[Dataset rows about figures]

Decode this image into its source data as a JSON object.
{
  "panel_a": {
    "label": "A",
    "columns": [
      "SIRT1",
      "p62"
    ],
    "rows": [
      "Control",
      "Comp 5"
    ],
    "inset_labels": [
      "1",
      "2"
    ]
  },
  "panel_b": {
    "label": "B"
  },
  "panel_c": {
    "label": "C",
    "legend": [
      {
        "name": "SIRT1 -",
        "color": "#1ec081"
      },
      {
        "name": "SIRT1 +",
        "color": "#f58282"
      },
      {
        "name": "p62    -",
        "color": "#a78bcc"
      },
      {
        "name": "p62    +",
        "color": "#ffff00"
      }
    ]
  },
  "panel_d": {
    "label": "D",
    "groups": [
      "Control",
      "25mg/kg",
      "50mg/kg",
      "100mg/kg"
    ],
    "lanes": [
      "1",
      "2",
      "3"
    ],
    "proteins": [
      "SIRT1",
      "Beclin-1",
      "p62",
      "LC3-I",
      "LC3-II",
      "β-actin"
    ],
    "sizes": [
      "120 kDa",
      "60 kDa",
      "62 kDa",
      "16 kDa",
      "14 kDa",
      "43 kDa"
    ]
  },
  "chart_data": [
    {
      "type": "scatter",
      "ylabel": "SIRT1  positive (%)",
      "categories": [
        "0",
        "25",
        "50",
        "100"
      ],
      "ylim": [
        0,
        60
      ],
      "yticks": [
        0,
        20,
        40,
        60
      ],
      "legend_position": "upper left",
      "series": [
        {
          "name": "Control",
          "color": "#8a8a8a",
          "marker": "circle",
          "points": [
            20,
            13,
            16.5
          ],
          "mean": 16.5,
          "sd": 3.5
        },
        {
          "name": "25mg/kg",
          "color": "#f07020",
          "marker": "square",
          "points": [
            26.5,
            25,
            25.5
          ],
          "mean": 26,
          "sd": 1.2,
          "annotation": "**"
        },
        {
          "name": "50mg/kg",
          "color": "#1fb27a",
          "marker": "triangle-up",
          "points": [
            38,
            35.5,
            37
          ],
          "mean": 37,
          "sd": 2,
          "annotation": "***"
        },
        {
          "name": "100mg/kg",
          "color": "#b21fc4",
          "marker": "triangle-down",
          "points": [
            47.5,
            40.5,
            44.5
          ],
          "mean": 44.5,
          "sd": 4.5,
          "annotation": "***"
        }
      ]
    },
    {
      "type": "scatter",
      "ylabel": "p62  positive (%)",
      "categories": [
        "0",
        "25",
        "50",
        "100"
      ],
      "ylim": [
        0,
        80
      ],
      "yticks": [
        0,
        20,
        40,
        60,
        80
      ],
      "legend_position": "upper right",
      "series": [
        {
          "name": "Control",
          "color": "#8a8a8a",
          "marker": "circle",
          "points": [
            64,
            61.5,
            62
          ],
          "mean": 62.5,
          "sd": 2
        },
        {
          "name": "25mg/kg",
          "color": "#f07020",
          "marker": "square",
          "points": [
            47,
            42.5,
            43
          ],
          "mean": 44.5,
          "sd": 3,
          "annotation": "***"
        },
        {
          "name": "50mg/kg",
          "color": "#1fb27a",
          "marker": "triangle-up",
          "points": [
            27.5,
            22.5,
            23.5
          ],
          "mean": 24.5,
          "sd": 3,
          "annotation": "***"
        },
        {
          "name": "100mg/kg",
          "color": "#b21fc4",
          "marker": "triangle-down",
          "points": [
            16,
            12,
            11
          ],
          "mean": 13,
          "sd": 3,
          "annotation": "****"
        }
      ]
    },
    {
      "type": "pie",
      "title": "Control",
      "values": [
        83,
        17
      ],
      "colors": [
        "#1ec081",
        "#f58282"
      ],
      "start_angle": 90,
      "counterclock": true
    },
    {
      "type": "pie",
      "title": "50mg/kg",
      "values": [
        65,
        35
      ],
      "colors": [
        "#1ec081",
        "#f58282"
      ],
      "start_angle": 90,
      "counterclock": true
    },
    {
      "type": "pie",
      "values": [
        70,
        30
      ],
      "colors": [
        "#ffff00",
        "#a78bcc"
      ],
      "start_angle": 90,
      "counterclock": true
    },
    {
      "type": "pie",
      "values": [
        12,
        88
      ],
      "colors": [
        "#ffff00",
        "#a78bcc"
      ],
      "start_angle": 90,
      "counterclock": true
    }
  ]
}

● PROBLEM DETAILS
Set down each record verbatim.

● SOLUTION TO THE PROBLEM
Decode this image into its source data as a JSON object.
{
  "panel_a": {
    "label": "A",
    "columns": [
      "SIRT1",
      "p62"
    ],
    "rows": [
      "Control",
      "Comp 5"
    ],
    "inset_labels": [
      "1",
      "2"
    ]
  },
  "panel_b": {
    "label": "B"
  },
  "panel_c": {
    "label": "C",
    "legend": [
      {
        "name": "SIRT1 -",
        "color": "#1ec081"
      },
      {
        "name": "SIRT1 +",
        "color": "#f58282"
      },
      {
        "name": "p62    -",
        "color": "#a78bcc"
      },
      {
        "name": "p62    +",
        "color": "#ffff00"
      }
    ]
  },
  "panel_d": {
    "label": "D",
    "groups": [
      "Control",
      "25mg/kg",
      "50mg/kg",
      "100mg/kg"
    ],
    "lanes": [
      "1",
      "2",
      "3"
    ],
    "proteins": [
      "SIRT1",
      "Beclin-1",
      "p62",
      "LC3-I",
      "LC3-II",
      "β-actin"
    ],
    "sizes": [
      "120 kDa",
      "60 kDa",
      "62 kDa",
      "16 kDa",
      "14 kDa",
      "43 kDa"
    ]
  },
  "chart_data": [
    {
      "type": "scatter",
      "ylabel": "SIRT1  positive (%)",
      "categories": [
        "0",
        "25",
        "50",
        "100"
      ],
      "ylim": [
        0,
        60
      ],
      "yticks": [
        0,
        20,
        40,
        60
      ],
      "legend_position": "upper left",
      "series": [
        {
          "name": "Control",
          "color": "#8a8a8a",
          "marker": "circle",
          "points": [
            20,
            13,
            16.5
          ],
          "mean": 16.5,
          "sd": 3.5
        },
        {
          "name": "25mg/kg",
          "color": "#f07020",
          "marker": "square",
          "points": [
            26.5,
            25,
            25.5
          ],
          "mean": 26,
          "sd": 1.2,
          "annotation": "**"
        },
        {
          "name": "50mg/kg",
          "color": "#1fb27a",
          "marker": "triangle-up",
          "points": [
            38,
            35.5,
            37
          ],
          "mean": 37,
          "sd": 2,
          "annotation": "***"
        },
        {
          "name": "100mg/kg",
          "color": "#b21fc4",
          "marker": "triangle-down",
          "points": [
            47.5,
            40.5,
            44.5
          ],
          "mean": 44.5,
          "sd": 4.5,
          "annotation": "***"
        }
      ]
    },
    {
      "type": "scatter",
      "ylabel": "p62  positive (%)",
      "categories": [
        "0",
        "25",
        "50",
        "100"
      ],
      "ylim": [
        0,
        80
      ],
      "yticks": [
        0,
        20,
        40,
        60,
        80
      ],
      "legend_position": "upper right",
      "series": [
        {
          "name": "Control",
          "color": "#8a8a8a",
          "marker": "circle",
          "points": [
            64,
            61.5,
            62
          ],
          "mean": 62.5,
          "sd": 2
        },
        {
          "name": "25mg/kg",
          "color": "#f07020",
          "marker": "square",
          "points": [
            47,
            42.5,
            43
          ],
          "mean": 44.5,
          "sd": 3,
          "annotation": "***"
        },
        {
          "name": "50mg/kg",
          "color": "#1fb27a",
          "marker": "triangle-up",
          "points": [
            27.5,
            22.5,
            23.5
          ],
          "mean": 24.5,
          "sd": 3,
          "annotation": "***"
        },
        {
          "name": "100mg/kg",
          "color": "#b21fc4",
          "marker": "triangle-down",
          "points": [
            16,
            12,
            11
          ],
          "mean": 13,
          "sd": 3,
          "annotation": "****"
        }
      ]
    },
    {
      "type": "pie",
      "title": "Control",
      "values": [
        83,
        17
      ],
      "colors": [
        "#1ec081",
        "#f58282"
      ],
      "start_angle": 90,
      "counterclock": true
    },
    {
      "type": "pie",
      "title": "50mg/kg",
      "values": [
        65,
        35
      ],
      "colors": [
        "#1ec081",
        "#f58282"
      ],
      "start_angle": 90,
      "counterclock": true
    },
    {
      "type": "pie",
      "values": [
        70,
        30
      ],
      "colors": [
        "#ffff00",
        "#a78bcc"
      ],
      "start_angle": 90,
      "counterclock": true
    },
    {
      "type": "pie",
      "values": [
        12,
        88
      ],
      "colors": [
        "#ffff00",
        "#a78bcc"
      ],
      "start_angle": 90,
      "counterclock": true
    }
  ]
}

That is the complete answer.